§ **Problem**
Reproduce the following material line for line, without any changes.

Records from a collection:
##########
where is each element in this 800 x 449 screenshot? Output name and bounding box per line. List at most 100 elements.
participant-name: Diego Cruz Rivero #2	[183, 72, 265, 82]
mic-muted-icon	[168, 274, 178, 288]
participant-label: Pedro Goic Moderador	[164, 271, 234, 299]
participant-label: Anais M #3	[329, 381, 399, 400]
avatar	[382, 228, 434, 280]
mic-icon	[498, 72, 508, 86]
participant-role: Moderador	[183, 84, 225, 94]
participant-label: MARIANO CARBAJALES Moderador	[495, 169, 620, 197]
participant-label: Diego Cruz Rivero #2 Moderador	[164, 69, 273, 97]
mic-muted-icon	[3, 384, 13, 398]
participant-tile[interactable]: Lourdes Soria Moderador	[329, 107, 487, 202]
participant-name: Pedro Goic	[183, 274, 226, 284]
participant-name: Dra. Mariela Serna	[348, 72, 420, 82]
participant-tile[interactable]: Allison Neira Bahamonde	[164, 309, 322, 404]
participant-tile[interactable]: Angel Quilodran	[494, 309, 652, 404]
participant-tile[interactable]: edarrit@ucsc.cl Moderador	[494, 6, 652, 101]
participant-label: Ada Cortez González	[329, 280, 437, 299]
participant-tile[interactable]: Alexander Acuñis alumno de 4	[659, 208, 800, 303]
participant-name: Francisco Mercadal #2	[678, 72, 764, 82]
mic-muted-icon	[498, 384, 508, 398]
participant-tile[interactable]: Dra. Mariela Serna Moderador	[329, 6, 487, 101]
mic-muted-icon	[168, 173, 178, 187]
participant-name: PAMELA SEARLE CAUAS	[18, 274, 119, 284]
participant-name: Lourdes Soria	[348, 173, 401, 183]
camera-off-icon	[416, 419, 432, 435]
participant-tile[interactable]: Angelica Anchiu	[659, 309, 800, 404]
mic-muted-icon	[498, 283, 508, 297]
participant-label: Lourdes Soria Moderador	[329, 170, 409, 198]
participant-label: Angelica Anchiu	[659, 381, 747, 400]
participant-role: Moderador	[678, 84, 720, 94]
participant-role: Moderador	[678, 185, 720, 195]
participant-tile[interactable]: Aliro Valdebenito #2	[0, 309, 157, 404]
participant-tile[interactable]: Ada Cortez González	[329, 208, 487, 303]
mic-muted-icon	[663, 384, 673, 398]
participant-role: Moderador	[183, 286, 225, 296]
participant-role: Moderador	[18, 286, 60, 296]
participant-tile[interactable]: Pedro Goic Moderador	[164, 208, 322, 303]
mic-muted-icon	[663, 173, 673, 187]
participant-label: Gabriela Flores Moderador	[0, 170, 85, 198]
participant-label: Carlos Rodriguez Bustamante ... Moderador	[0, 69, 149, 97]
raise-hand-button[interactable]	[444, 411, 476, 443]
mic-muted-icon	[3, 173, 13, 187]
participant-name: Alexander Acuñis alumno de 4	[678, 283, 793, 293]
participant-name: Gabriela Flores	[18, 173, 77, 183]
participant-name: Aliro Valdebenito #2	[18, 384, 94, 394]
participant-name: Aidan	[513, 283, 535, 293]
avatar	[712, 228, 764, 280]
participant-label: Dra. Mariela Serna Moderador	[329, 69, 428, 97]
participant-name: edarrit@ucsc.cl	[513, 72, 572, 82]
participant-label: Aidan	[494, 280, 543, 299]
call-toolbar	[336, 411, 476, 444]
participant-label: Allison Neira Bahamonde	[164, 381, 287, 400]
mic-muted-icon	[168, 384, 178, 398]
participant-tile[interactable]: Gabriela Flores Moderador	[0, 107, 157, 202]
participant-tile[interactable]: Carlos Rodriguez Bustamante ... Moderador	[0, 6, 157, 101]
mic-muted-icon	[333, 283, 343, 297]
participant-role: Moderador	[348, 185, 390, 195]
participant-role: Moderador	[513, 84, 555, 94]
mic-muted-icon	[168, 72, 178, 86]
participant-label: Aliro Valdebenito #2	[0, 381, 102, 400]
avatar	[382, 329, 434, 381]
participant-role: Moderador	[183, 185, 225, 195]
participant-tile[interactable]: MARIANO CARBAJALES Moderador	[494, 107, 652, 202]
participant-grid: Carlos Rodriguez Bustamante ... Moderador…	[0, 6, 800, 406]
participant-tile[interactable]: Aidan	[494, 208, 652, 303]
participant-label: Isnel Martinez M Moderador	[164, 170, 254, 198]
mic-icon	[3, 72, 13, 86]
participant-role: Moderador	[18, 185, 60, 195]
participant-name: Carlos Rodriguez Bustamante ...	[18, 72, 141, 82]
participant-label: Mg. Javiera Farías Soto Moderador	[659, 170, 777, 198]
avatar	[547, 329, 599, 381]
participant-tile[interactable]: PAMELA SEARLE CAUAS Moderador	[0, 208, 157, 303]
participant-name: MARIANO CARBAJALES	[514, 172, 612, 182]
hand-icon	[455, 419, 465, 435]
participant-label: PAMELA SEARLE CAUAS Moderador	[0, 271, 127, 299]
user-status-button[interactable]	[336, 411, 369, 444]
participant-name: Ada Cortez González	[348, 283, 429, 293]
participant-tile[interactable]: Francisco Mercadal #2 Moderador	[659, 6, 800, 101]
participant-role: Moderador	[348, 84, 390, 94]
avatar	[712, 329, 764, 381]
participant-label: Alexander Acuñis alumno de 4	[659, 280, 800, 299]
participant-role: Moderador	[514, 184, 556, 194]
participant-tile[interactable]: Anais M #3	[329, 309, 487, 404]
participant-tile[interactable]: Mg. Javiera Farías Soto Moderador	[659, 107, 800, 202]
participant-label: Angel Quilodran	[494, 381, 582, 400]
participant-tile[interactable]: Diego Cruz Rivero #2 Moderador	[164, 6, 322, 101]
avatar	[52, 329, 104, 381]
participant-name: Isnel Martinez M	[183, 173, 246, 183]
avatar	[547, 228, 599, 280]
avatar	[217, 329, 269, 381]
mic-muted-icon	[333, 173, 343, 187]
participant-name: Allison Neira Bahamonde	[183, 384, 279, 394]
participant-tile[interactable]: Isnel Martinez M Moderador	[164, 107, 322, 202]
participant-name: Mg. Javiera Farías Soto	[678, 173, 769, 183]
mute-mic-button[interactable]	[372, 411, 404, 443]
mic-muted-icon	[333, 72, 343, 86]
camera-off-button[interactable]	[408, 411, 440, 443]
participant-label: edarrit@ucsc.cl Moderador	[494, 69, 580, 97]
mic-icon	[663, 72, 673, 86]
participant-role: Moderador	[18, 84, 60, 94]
##########
§ **Task response**
where is each element in this 800 x 449 screenshot? Output name and bounding box per line. List at most 100 elements.
participant-name: Diego Cruz Rivero #2	[183, 72, 265, 82]
mic-muted-icon	[168, 274, 178, 288]
participant-label: Pedro Goic Moderador	[164, 271, 234, 299]
participant-label: Anais M #3	[329, 381, 399, 400]
avatar	[382, 228, 434, 280]
mic-icon	[498, 72, 508, 86]
participant-role: Moderador	[183, 84, 225, 94]
participant-label: MARIANO CARBAJALES Moderador	[495, 169, 620, 197]
participant-label: Diego Cruz Rivero #2 Moderador	[164, 69, 273, 97]
mic-muted-icon	[3, 384, 13, 398]
participant-tile[interactable]: Lourdes Soria Moderador	[329, 107, 487, 202]
participant-name: Pedro Goic	[183, 274, 226, 284]
participant-name: Dra. Mariela Serna	[348, 72, 420, 82]
participant-tile[interactable]: Allison Neira Bahamonde	[164, 309, 322, 404]
participant-tile[interactable]: Angel Quilodran	[494, 309, 652, 404]
participant-tile[interactable]: edarrit@ucsc.cl Moderador	[494, 6, 652, 101]
participant-label: Ada Cortez González	[329, 280, 437, 299]
participant-tile[interactable]: Alexander Acuñis alumno de 4	[659, 208, 800, 303]
participant-name: Francisco Mercadal #2	[678, 72, 764, 82]
mic-muted-icon	[498, 384, 508, 398]
participant-tile[interactable]: Dra. Mariela Serna Moderador	[329, 6, 487, 101]
mic-muted-icon	[168, 173, 178, 187]
participant-name: PAMELA SEARLE CAUAS	[18, 274, 119, 284]
participant-name: Lourdes Soria	[348, 173, 401, 183]
camera-off-icon	[416, 419, 432, 435]
participant-tile[interactable]: Angelica Anchiu	[659, 309, 800, 404]
mic-muted-icon	[498, 283, 508, 297]
participant-label: Lourdes Soria Moderador	[329, 170, 409, 198]
participant-label: Angelica Anchiu	[659, 381, 747, 400]
participant-role: Moderador	[678, 84, 720, 94]
participant-role: Moderador	[678, 185, 720, 195]
participant-tile[interactable]: Aliro Valdebenito #2	[0, 309, 157, 404]
participant-tile[interactable]: Ada Cortez González	[329, 208, 487, 303]
mic-muted-icon	[663, 384, 673, 398]
participant-role: Moderador	[183, 286, 225, 296]
participant-role: Moderador	[18, 286, 60, 296]
participant-tile[interactable]: Pedro Goic Moderador	[164, 208, 322, 303]
mic-muted-icon	[663, 173, 673, 187]
participant-label: Gabriela Flores Moderador	[0, 170, 85, 198]
participant-label: Carlos Rodriguez Bustamante ... Moderador	[0, 69, 149, 97]
raise-hand-button[interactable]	[444, 411, 476, 443]
mic-muted-icon	[3, 173, 13, 187]
participant-name: Alexander Acuñis alumno de 4	[678, 283, 793, 293]
participant-name: Gabriela Flores	[18, 173, 77, 183]
participant-name: Aliro Valdebenito #2	[18, 384, 94, 394]
participant-name: Aidan	[513, 283, 535, 293]
avatar	[712, 228, 764, 280]
participant-label: Dra. Mariela Serna Moderador	[329, 69, 428, 97]
participant-name: edarrit@ucsc.cl	[513, 72, 572, 82]
participant-label: Aidan	[494, 280, 543, 299]
call-toolbar	[336, 411, 476, 444]
participant-label: Allison Neira Bahamonde	[164, 381, 287, 400]
mic-muted-icon	[168, 384, 178, 398]
participant-tile[interactable]: Gabriela Flores Moderador	[0, 107, 157, 202]
participant-tile[interactable]: Carlos Rodriguez Bustamante ... Moderador	[0, 6, 157, 101]
mic-muted-icon	[333, 283, 343, 297]
participant-role: Moderador	[348, 185, 390, 195]
participant-role: Moderador	[513, 84, 555, 94]
mic-muted-icon	[168, 72, 178, 86]
participant-label: Aliro Valdebenito #2	[0, 381, 102, 400]
avatar	[382, 329, 434, 381]
participant-role: Moderador	[183, 185, 225, 195]
participant-tile[interactable]: MARIANO CARBAJALES Moderador	[494, 107, 652, 202]
participant-grid: Carlos Rodriguez Bustamante ... Moderador…	[0, 6, 800, 406]
participant-tile[interactable]: Aidan	[494, 208, 652, 303]
participant-label: Isnel Martinez M Moderador	[164, 170, 254, 198]
mic-icon	[3, 72, 13, 86]
participant-role: Moderador	[18, 185, 60, 195]
participant-name: Carlos Rodriguez Bustamante ...	[18, 72, 141, 82]
participant-label: Mg. Javiera Farías Soto Moderador	[659, 170, 777, 198]
avatar	[547, 329, 599, 381]
participant-tile[interactable]: PAMELA SEARLE CAUAS Moderador	[0, 208, 157, 303]
participant-name: MARIANO CARBAJALES	[514, 172, 612, 182]
hand-icon	[455, 419, 465, 435]
participant-label: PAMELA SEARLE CAUAS Moderador	[0, 271, 127, 299]
user-status-button[interactable]	[336, 411, 369, 444]
participant-name: Ada Cortez González	[348, 283, 429, 293]
participant-tile[interactable]: Francisco Mercadal #2 Moderador	[659, 6, 800, 101]
participant-role: Moderador	[348, 84, 390, 94]
avatar	[712, 329, 764, 381]
participant-label: Alexander Acuñis alumno de 4	[659, 280, 800, 299]
participant-role: Moderador	[514, 184, 556, 194]
participant-tile[interactable]: Anais M #3	[329, 309, 487, 404]
participant-tile[interactable]: Mg. Javiera Farías Soto Moderador	[659, 107, 800, 202]
participant-label: Angel Quilodran	[494, 381, 582, 400]
participant-tile[interactable]: Diego Cruz Rivero #2 Moderador	[164, 6, 322, 101]
avatar	[52, 329, 104, 381]
participant-name: Isnel Martinez M	[183, 173, 246, 183]
avatar	[547, 228, 599, 280]
avatar	[217, 329, 269, 381]
mic-muted-icon	[333, 173, 343, 187]
participant-name: Allison Neira Bahamonde	[183, 384, 279, 394]
participant-tile[interactable]: Isnel Martinez M Moderador	[164, 107, 322, 202]
participant-name: Mg. Javiera Farías Soto	[678, 173, 769, 183]
mute-mic-button[interactable]	[372, 411, 404, 443]
mic-muted-icon	[333, 72, 343, 86]
camera-off-button[interactable]	[408, 411, 440, 443]
participant-label: edarrit@ucsc.cl Moderador	[494, 69, 580, 97]
mic-icon	[663, 72, 673, 86]
participant-role: Moderador	[18, 84, 60, 94]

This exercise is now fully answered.